**INSTRUCTIONS FOR THE TASK**. Your answer should be every line of the entries that has the string "eller" in it.

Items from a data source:
----------

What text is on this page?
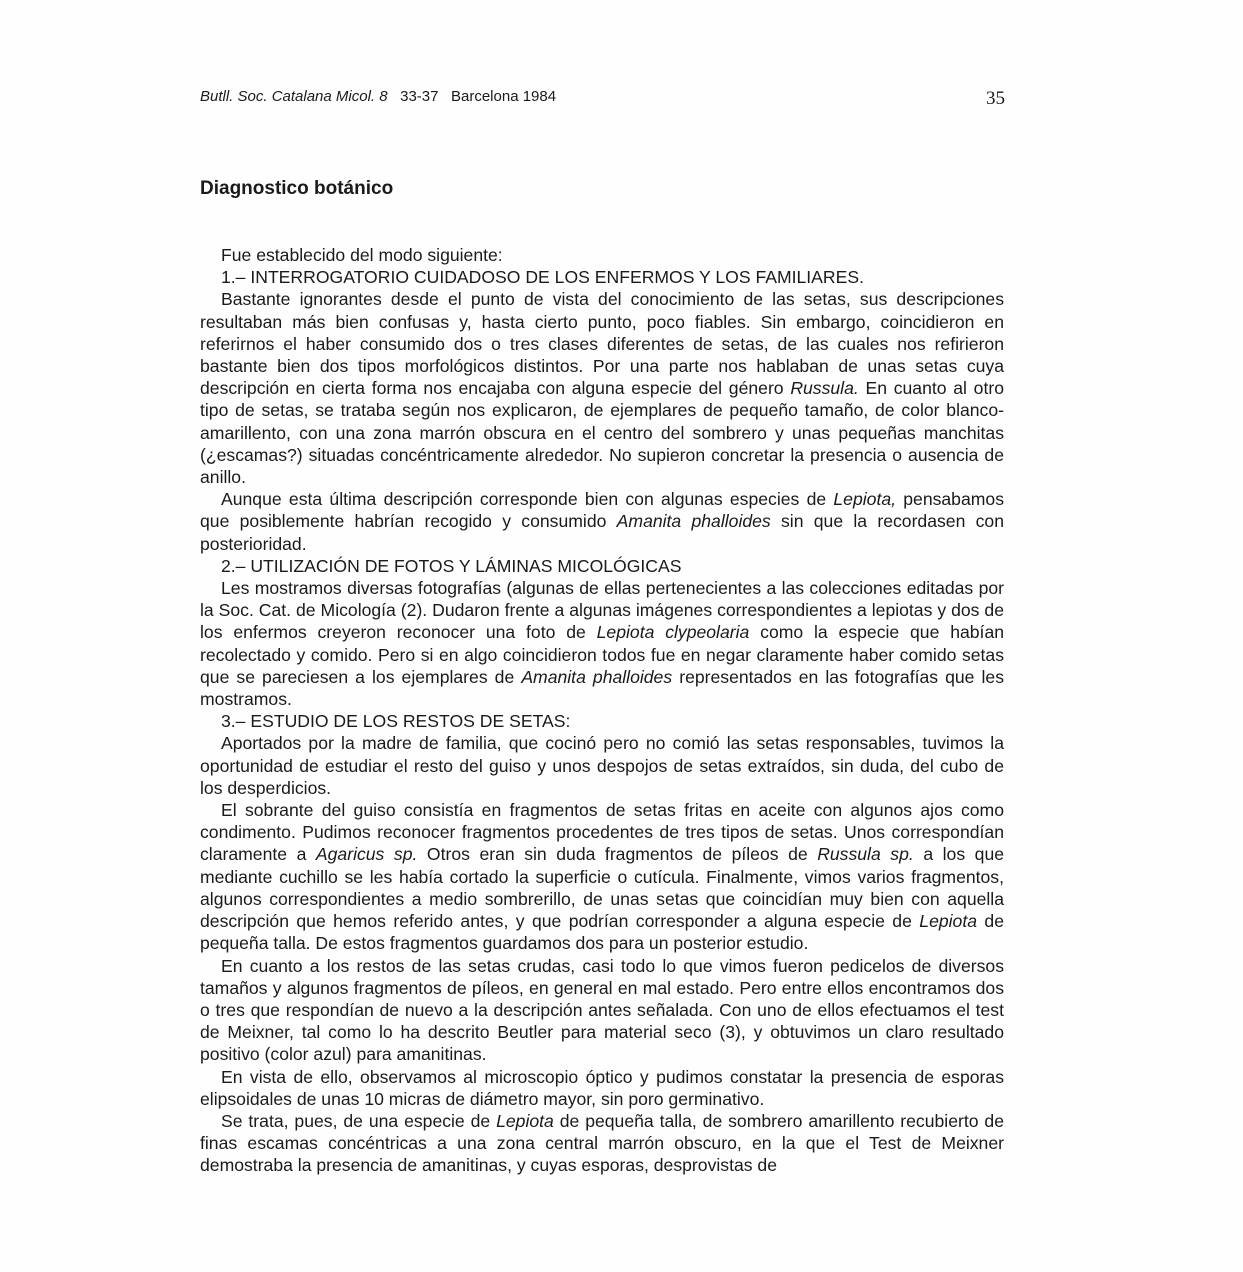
Butll. Soc. Catalana Micol. 8 33-37 Barcelona 1984	35
Diagnostico botánico

Fue establecido del modo siguiente:

1.– INTERROGATORIO CUIDADOSO DE LOS ENFERMOS Y LOS FAMILIARES.

Bastante ignorantes desde el punto de vista del conocimiento de las setas, sus descripciones resultaban más bien confusas y, hasta cierto punto, poco fiables. Sin embargo, coincidieron en referirnos el haber consumido dos o tres clases diferentes de setas, de las cuales nos refirieron bastante bien dos tipos morfológicos distintos. Por una parte nos hablaban de unas setas cuya descripción en cierta forma nos encajaba con alguna especie del género Russula. En cuanto al otro tipo de setas, se trataba según nos explicaron, de ejemplares de pequeño tamaño, de color blanco-amarillento, con una zona marrón obscura en el centro del sombrero y unas pequeñas manchitas (¿escamas?) situadas concéntricamente alrededor. No supieron concretar la presencia o ausencia de anillo.

Aunque esta última descripción corresponde bien con algunas especies de Lepiota, pensabamos que posiblemente habrían recogido y consumido Amanita phalloides sin que la recordasen con posterioridad.

2.– UTILIZACIÓN DE FOTOS Y LÁMINAS MICOLÓGICAS

Les mostramos diversas fotografías (algunas de ellas pertenecientes a las colecciones editadas por la Soc. Cat. de Micología (2). Dudaron frente a algunas imágenes correspondientes a lepiotas y dos de los enfermos creyeron reconocer una foto de Lepiota clypeolaria como la especie que habían recolectado y comido. Pero si en algo coincidieron todos fue en negar claramente haber comido setas que se pareciesen a los ejemplares de Amanita phalloides representados en las fotografías que les mostramos.

3.– ESTUDIO DE LOS RESTOS DE SETAS:

Aportados por la madre de familia, que cocinó pero no comió las setas responsables, tuvimos la oportunidad de estudiar el resto del guiso y unos despojos de setas extraídos, sin duda, del cubo de los desperdicios.

El sobrante del guiso consistía en fragmentos de setas fritas en aceite con algunos ajos como condimento. Pudimos reconocer fragmentos procedentes de tres tipos de setas. Unos correspondían claramente a Agaricus sp. Otros eran sin duda fragmentos de píleos de Russula sp. a los que mediante cuchillo se les había cortado la superficie o cutícula. Finalmente, vimos varios fragmentos, algunos correspondientes a medio sombrerillo, de unas setas que coincidían muy bien con aquella descripción que hemos referido antes, y que podrían corresponder a alguna especie de Lepiota de pequeña talla. De estos fragmentos guardamos dos para un posterior estudio.

En cuanto a los restos de las setas crudas, casi todo lo que vimos fueron pedicelos de diversos tamaños y algunos fragmentos de píleos, en general en mal estado. Pero entre ellos encontramos dos o tres que respondían de nuevo a la descripción antes señalada. Con uno de ellos efectuamos el test de Meixner, tal como lo ha descrito Beutler para material seco (3), y obtuvimos un claro resultado positivo (color azul) para amanitinas.

En vista de ello, observamos al microscopio óptico y pudimos constatar la presencia de esporas elipsoidales de unas 10 micras de diámetro mayor, sin poro germinativo.

Se trata, pues, de una especie de Lepiota de pequeña talla, de sombrero amarillento recubierto de finas escamas concéntricas a una zona central marrón obscuro, en la que el Test de Meixner demostraba la presencia de amanitinas, y cuyas esporas, desprovistas de
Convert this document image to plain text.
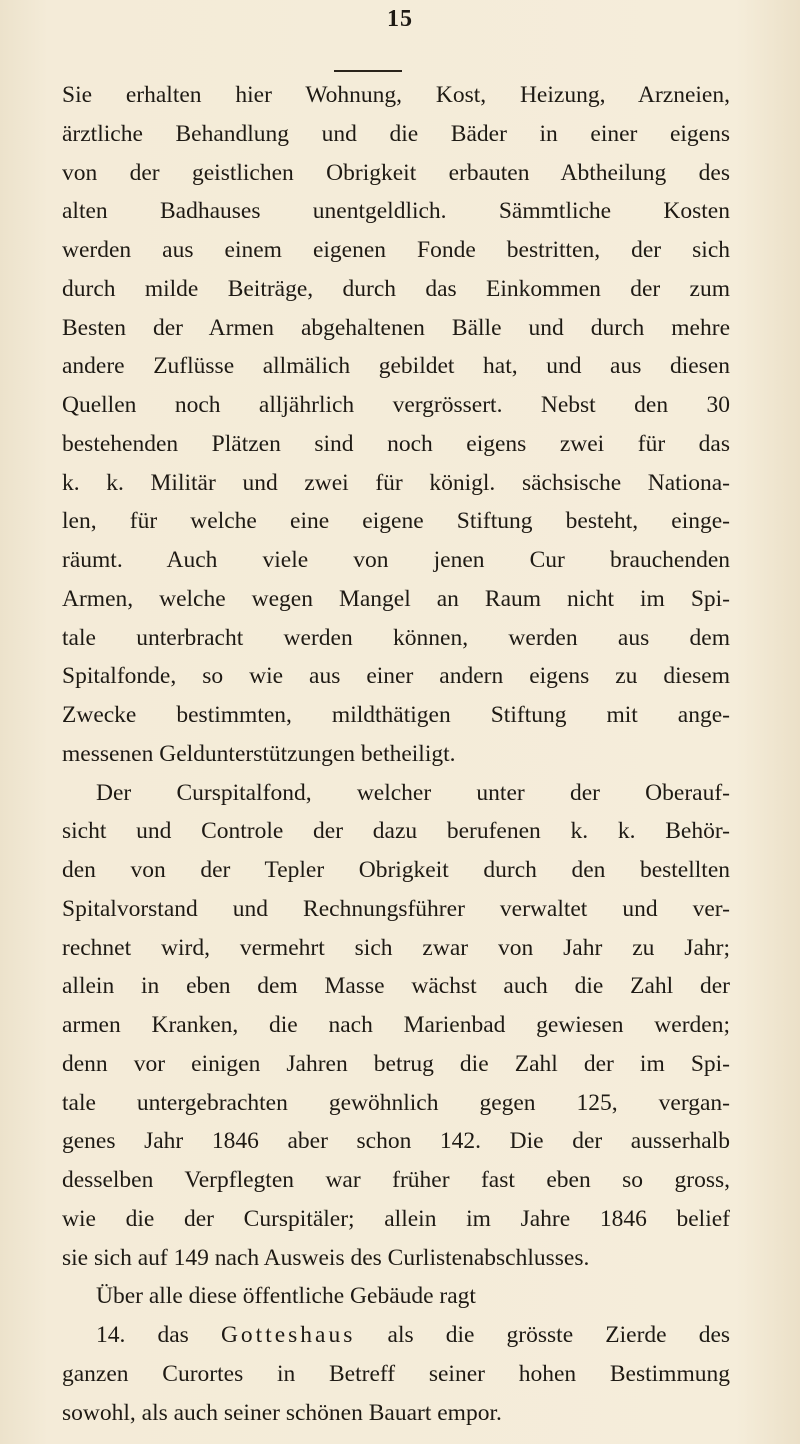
15
Sie erhalten hier Wohnung, Kost, Heizung, Arzneien,
ärztliche Behandlung und die Bäder in einer eigens
von der geistlichen Obrigkeit erbauten Abtheilung des
alten Badhauses unentgeldlich. Sämmtliche Kosten
werden aus einem eigenen Fonde bestritten, der sich
durch milde Beiträge, durch das Einkommen der zum
Besten der Armen abgehaltenen Bälle und durch mehre
andere Zuflüsse allmälich gebildet hat, und aus diesen
Quellen noch alljährlich vergrössert. Nebst den 30
bestehenden Plätzen sind noch eigens zwei für das
k. k. Militär und zwei für königl. sächsische Nationa-
len, für welche eine eigene Stiftung besteht, einge-
räumt. Auch viele von jenen Cur brauchenden
Armen, welche wegen Mangel an Raum nicht im Spi-
tale unterbracht werden können, werden aus dem
Spitalfonde, so wie aus einer andern eigens zu diesem
Zwecke bestimmten, mildthätigen Stiftung mit ange-
messenen Geldunterstützungen betheiligt.
Der Curspitalfond, welcher unter der Oberauf-
sicht und Controle der dazu berufenen k. k. Behör-
den von der Tepler Obrigkeit durch den bestellten
Spitalvorstand und Rechnungsführer verwaltet und ver-
rechnet wird, vermehrt sich zwar von Jahr zu Jahr;
allein in eben dem Masse wächst auch die Zahl der
armen Kranken, die nach Marienbad gewiesen werden;
denn vor einigen Jahren betrug die Zahl der im Spi-
tale untergebrachten gewöhnlich gegen 125, vergan-
genes Jahr 1846 aber schon 142. Die der ausserhalb
desselben Verpflegten war früher fast eben so gross,
wie die der Curspitäler; allein im Jahre 1846 belief
sie sich auf 149 nach Ausweis des Curlistenabschlusses.
Über alle diese öffentliche Gebäude ragt
14. das Gotteshaus als die grösste Zierde des
ganzen Curortes in Betreff seiner hohen Bestimmung
sowohl, als auch seiner schönen Bauart empor.
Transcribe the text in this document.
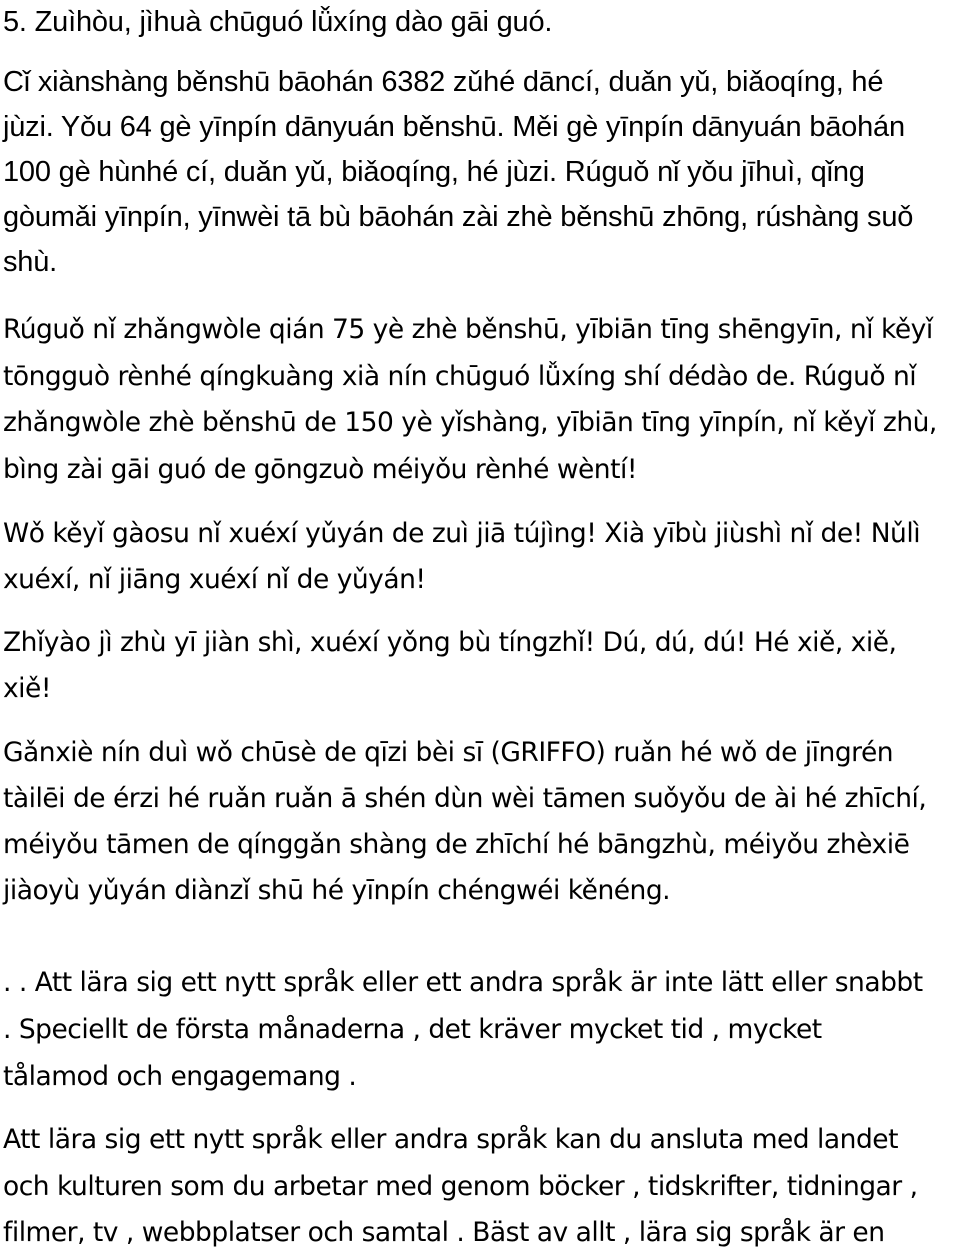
5. Zuìhòu, jìhuà chūguó lǚxíng dào gāi guó.

Cǐ xiànshàng běnshū bāohán 6382 zǔhé dāncí, duǎn yǔ, biǎoqíng, hé
jùzi. Yǒu 64 gè yīnpín dānyuán běnshū. Měi gè yīnpín dānyuán bāohán
100 gè hùnhé cí, duǎn yǔ, biǎoqíng, hé jùzi. Rúguǒ nǐ yǒu jīhuì, qǐng
gòumǎi yīnpín, yīnwèi tā bù bāohán zài zhè běnshū zhōng, rúshàng suǒ
shù.

Rúguǒ nǐ zhǎngwòle qián 75 yè zhè běnshū, yībiān tīng shēngyīn, nǐ kěyǐ
tōngguò rènhé qíngkuàng xià nín chūguó lǚxíng shí dédào de. Rúguǒ nǐ
zhǎngwòle zhè běnshū de 150 yè yǐshàng, yībiān tīng yīnpín, nǐ kěyǐ zhù,
bìng zài gāi guó de gōngzuò méiyǒu rènhé wèntí!

Wǒ kěyǐ gàosu nǐ xuéxí yǔyán de zuì jiā tújìng! Xià yībù jiùshì nǐ de! Nǔlì
xuéxí, nǐ jiāng xuéxí nǐ de yǔyán!

Zhǐyào jì zhù yī jiàn shì, xuéxí yǒng bù tíngzhǐ! Dú, dú, dú! Hé xiě, xiě,
xiě!

Gǎnxiè nín duì wǒ chūsè de qīzi bèi sī (GRIFFO) ruǎn hé wǒ de jīngrén
tàilēi de érzi hé ruǎn ruǎn ā shén dùn wèi tāmen suǒyǒu de ài hé zhīchí,
méiyǒu tāmen de qínggǎn shàng de zhīchí hé bāngzhù, méiyǒu zhèxiē
jiàoyù yǔyán diànzǐ shū hé yīnpín chéngwéi kěnéng.

. . Att lära sig ett nytt språk eller ett andra språk är inte lätt eller snabbt
. Speciellt de första månaderna , det kräver mycket tid , mycket
tålamod och engagemang .

Att lära sig ett nytt språk eller andra språk kan du ansluta med landet
och kulturen som du arbetar med genom böcker , tidskrifter, tidningar ,
filmer, tv , webbplatser och samtal . Bäst av allt , lära sig språk är en
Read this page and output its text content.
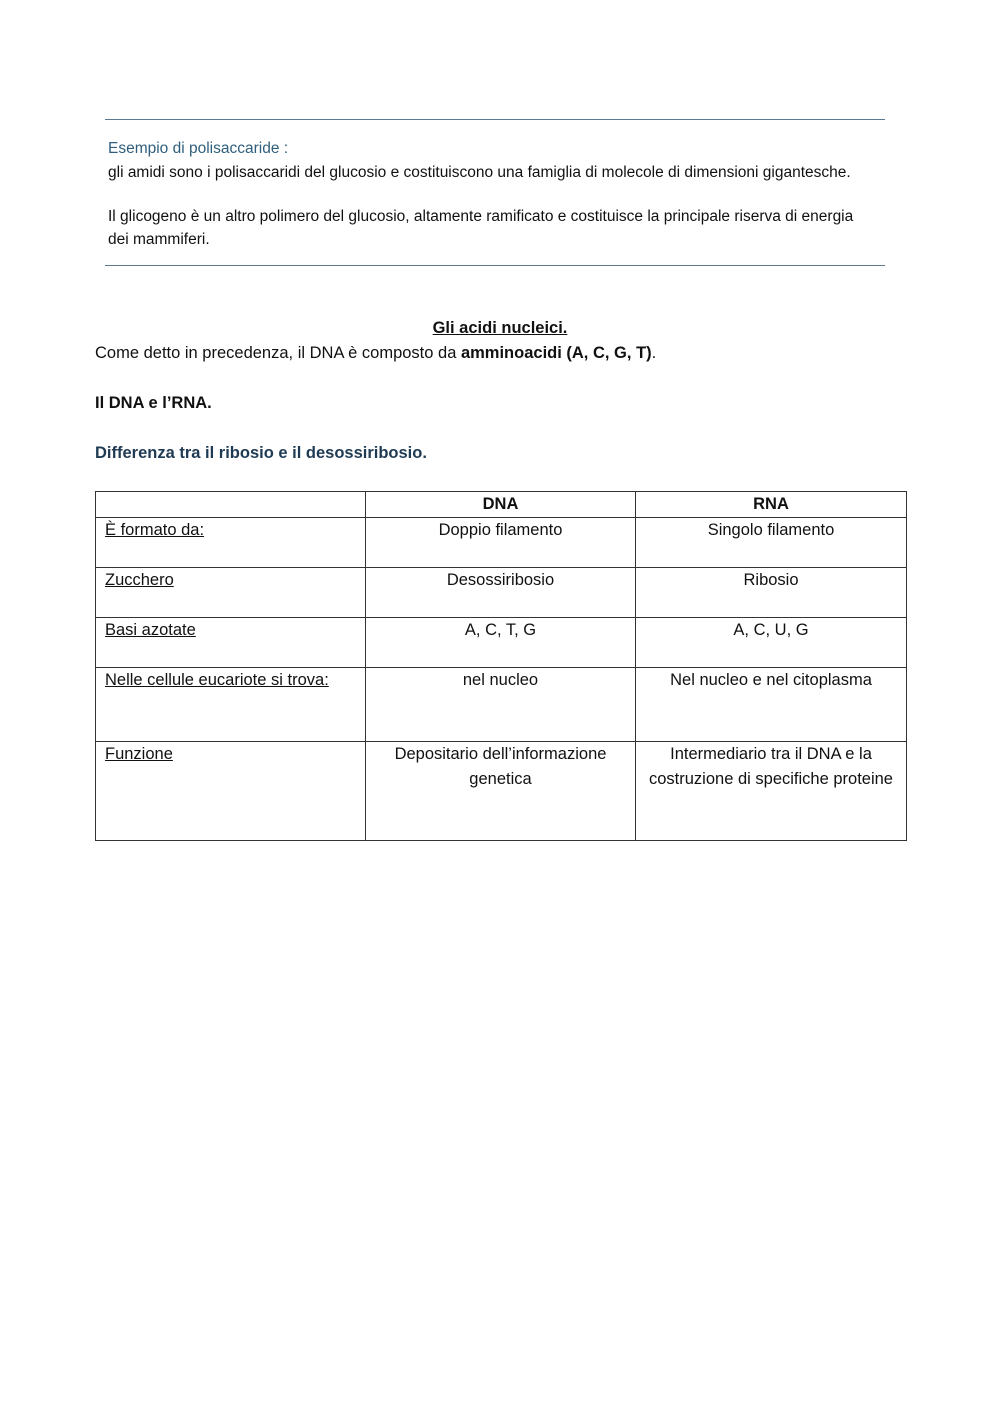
Esempio di polisaccaride :
gli amidi sono i polisaccaridi del glucosio e costituiscono una famiglia di molecole di dimensioni gigantesche.
Il glicogeno è un altro polimero del glucosio, altamente ramificato e costituisce la principale riserva di energia dei mammiferi.
Gli acidi nucleici.
Come detto in precedenza, il DNA è composto da amminoacidi (A, C, G, T).
Il DNA e l’RNA.
Differenza tra il ribosio e il desossiribosio.
	DNA	RNA
È formato da:	Doppio filamento	Singolo filamento
Zucchero	Desossiribosio	Ribosio
Basi azotate	A, C, T, G	A, C, U, G
Nelle cellule eucariote si trova:	nel nucleo	Nel nucleo e nel citoplasma
Funzione	Depositario dell’informazione genetica	Intermediario tra il DNA e la costruzione di specifiche proteine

----------

**SOLUTION BELOW**.
. . Att lära sig ett nytt språk eller ett andra språk är inte lätt eller snabbt
Att lära sig ett nytt språk eller andra språk kan du ansluta med landet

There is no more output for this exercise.